- Raw records:
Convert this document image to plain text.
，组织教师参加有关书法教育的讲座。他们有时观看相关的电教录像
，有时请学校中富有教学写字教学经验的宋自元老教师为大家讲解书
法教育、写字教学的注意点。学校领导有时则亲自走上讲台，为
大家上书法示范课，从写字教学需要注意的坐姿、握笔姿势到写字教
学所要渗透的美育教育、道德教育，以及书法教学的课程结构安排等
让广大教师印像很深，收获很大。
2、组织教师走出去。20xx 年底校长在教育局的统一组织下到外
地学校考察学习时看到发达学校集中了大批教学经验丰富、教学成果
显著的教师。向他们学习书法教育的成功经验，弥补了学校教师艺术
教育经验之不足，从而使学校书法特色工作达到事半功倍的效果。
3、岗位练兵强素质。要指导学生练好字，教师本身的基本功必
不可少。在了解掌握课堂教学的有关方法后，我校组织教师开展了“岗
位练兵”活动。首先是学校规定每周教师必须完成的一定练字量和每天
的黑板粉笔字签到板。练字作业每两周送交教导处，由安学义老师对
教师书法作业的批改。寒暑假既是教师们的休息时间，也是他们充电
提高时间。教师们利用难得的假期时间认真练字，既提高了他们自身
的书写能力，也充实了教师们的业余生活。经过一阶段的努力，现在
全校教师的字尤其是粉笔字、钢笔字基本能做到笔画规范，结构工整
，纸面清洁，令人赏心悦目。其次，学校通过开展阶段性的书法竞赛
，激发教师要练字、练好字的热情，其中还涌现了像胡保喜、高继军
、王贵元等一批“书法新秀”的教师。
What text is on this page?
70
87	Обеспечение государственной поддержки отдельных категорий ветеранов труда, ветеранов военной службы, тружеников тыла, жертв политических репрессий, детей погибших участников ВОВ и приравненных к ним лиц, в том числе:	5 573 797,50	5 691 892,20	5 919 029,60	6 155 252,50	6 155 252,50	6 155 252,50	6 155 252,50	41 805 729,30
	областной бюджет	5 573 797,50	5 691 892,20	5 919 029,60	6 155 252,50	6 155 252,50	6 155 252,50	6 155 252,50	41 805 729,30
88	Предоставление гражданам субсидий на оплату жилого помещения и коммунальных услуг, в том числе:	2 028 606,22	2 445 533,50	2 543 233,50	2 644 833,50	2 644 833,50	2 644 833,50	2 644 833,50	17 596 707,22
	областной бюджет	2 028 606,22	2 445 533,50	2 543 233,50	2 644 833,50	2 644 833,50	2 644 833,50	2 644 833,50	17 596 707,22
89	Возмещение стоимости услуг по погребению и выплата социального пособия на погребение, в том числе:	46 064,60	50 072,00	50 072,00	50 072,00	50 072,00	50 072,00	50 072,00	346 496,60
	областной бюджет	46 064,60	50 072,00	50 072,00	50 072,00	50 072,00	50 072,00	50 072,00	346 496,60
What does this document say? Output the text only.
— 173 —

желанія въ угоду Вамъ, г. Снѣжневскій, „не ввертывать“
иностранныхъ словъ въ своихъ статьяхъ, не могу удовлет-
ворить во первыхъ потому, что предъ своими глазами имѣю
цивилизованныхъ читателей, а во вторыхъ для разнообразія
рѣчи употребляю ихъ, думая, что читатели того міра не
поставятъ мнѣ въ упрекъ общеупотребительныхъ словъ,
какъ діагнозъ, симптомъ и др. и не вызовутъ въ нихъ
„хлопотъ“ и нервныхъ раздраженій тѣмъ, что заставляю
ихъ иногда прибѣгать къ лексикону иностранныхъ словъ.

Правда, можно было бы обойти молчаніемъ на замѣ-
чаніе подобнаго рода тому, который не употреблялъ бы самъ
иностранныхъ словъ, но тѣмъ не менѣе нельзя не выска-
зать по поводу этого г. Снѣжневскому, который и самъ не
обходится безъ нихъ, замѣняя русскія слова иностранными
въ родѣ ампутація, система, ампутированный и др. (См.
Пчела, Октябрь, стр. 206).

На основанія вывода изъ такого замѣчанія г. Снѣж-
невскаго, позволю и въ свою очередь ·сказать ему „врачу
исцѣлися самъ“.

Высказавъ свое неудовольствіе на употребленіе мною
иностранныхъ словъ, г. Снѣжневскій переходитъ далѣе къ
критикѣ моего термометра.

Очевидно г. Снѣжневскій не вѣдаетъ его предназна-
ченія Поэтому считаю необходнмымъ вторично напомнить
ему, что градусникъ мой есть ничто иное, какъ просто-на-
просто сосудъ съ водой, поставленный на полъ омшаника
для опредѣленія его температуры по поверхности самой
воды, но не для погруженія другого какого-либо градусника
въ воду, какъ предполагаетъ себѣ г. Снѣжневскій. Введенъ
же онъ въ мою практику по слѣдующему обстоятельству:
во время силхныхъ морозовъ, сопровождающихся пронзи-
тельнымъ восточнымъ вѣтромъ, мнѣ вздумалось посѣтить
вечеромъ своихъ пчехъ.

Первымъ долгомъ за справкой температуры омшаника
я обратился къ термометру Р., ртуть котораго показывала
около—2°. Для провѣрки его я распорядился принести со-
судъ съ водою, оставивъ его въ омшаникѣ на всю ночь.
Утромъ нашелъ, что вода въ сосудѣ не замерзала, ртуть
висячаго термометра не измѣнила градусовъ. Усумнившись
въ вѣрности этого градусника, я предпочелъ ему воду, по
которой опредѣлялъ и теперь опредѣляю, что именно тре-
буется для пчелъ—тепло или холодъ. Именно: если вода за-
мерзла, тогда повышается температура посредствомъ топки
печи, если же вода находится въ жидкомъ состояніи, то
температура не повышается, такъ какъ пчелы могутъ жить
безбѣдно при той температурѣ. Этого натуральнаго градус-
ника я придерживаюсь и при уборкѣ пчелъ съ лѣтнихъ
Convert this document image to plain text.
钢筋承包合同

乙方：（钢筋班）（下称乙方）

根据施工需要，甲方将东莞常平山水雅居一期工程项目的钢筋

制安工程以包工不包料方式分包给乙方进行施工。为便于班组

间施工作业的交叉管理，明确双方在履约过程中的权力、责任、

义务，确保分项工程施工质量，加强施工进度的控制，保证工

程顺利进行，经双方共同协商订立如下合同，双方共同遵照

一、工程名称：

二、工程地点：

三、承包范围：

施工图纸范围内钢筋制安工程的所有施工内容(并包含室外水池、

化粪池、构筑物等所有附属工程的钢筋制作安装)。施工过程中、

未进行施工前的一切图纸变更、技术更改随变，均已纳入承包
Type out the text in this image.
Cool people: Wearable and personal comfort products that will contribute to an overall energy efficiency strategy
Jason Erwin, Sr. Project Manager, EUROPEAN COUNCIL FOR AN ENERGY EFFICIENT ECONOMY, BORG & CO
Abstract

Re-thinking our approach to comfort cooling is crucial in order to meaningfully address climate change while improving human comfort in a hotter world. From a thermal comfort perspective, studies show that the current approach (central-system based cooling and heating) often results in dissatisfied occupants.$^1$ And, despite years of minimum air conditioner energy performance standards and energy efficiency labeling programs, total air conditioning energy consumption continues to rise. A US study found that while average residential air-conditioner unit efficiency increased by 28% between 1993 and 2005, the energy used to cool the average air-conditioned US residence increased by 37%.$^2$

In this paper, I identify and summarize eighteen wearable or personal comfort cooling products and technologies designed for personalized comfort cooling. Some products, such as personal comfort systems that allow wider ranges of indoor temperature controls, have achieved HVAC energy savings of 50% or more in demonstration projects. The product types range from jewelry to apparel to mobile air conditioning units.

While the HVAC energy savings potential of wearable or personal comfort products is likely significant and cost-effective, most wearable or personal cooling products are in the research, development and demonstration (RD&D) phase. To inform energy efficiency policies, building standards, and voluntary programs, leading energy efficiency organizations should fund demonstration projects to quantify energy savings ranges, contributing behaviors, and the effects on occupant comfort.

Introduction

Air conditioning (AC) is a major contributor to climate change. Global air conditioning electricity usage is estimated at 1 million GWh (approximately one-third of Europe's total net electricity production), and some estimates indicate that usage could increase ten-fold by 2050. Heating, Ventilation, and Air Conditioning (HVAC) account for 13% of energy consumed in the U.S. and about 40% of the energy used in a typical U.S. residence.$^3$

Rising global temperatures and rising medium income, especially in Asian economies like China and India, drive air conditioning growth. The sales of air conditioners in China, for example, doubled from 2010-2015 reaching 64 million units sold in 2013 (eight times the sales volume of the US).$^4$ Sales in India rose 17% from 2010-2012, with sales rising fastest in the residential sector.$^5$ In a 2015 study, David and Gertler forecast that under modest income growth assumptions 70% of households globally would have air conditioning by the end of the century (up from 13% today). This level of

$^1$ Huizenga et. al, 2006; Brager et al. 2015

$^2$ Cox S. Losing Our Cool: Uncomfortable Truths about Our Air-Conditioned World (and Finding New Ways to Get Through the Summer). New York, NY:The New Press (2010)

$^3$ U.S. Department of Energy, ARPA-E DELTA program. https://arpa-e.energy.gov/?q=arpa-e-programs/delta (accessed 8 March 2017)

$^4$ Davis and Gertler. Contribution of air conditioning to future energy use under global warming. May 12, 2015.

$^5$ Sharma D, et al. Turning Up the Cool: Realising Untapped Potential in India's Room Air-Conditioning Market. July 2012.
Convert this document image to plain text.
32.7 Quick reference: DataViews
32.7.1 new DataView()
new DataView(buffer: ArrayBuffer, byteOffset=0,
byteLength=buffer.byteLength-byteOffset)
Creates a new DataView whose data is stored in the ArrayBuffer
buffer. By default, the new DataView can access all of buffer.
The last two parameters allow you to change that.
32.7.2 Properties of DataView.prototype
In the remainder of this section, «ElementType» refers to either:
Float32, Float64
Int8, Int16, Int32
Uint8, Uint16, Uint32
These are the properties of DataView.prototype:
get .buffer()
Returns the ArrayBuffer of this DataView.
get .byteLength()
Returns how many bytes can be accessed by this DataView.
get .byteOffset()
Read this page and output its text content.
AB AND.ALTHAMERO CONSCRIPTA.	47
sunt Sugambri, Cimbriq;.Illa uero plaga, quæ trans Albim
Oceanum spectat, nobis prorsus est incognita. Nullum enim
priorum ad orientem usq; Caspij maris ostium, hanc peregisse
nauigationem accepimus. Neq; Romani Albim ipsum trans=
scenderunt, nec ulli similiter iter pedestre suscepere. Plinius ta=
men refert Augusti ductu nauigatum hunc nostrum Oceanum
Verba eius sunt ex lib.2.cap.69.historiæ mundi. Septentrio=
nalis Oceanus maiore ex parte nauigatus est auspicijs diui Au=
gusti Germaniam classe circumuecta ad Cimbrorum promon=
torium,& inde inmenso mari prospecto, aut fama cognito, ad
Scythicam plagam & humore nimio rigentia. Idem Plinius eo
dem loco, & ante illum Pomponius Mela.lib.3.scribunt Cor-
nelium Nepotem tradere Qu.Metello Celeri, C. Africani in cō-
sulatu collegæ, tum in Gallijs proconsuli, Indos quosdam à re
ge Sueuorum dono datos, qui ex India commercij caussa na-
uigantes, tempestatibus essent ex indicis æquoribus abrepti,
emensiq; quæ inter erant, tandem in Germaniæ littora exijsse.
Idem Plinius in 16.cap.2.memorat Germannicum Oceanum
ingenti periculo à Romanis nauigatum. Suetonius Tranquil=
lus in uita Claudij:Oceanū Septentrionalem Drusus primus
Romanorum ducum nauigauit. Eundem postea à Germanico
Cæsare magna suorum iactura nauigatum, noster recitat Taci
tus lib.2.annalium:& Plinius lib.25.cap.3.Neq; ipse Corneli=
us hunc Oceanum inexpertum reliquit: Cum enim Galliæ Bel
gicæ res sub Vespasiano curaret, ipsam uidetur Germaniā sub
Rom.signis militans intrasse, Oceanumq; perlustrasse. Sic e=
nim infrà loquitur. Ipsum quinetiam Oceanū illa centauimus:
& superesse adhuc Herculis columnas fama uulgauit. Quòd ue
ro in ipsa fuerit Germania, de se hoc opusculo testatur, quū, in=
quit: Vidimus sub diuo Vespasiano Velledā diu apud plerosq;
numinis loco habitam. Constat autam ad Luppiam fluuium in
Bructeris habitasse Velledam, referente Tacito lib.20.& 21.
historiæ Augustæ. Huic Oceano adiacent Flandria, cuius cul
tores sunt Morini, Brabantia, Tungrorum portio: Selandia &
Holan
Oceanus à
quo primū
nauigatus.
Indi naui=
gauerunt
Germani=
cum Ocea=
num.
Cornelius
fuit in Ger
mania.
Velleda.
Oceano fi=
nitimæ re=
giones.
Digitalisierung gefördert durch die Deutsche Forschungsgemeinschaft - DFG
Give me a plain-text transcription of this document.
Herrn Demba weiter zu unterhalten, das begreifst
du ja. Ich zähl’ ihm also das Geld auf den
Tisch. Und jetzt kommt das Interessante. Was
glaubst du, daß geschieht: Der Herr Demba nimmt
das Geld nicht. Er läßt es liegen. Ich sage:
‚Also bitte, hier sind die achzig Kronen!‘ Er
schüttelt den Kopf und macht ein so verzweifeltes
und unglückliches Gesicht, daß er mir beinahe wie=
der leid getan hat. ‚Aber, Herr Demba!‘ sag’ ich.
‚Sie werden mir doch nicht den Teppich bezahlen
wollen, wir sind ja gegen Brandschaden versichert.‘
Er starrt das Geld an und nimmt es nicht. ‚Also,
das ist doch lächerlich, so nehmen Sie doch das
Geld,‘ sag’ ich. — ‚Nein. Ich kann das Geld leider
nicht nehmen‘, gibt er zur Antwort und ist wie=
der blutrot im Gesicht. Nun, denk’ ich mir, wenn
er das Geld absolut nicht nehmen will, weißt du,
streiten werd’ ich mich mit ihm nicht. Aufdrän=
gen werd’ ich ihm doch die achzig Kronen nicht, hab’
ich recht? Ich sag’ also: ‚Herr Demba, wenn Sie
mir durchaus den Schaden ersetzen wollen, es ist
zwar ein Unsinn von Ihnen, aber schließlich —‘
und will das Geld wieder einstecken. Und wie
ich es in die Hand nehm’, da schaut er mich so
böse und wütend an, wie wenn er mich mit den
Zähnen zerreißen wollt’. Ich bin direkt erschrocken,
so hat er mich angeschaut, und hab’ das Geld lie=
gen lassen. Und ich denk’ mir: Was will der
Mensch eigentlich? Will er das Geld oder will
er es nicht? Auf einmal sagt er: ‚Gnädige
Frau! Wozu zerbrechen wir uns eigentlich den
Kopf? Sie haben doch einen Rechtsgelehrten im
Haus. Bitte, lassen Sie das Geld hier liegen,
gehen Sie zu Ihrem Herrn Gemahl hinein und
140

- Task details:
Check the data for the word "million" and pull out the lines that have it.

- Answer below:
Air conditioning (AC) is a major contributor to climate change. Global air conditioning electricity usage is estimated at 1 million GWh (approximately one-third of Europe's total net electricity production), and some estimates indicate that usage could increase ten-fold by 2050. Heating, Ventilation, and Air Conditioning (HVAC) account for 13% of energy consumed in the U.S. and about 40% of the energy used in a typical U.S. residence.$^3$
Rising global temperatures and rising medium income, especially in Asian economies like China and India, drive air conditioning growth. The sales of air conditioners in China, for example, doubled from 2010-2015 reaching 64 million units sold in 2013 (eight times the sales volume of the US).$^4$ Sales in India rose 17% from 2010-2012, with sales rising fastest in the residential sector.$^5$ In a 2015 study, David and Gertler forecast that under modest income growth assumptions 70% of households globally would have air conditioning by the end of the century (up from 13% today). This level of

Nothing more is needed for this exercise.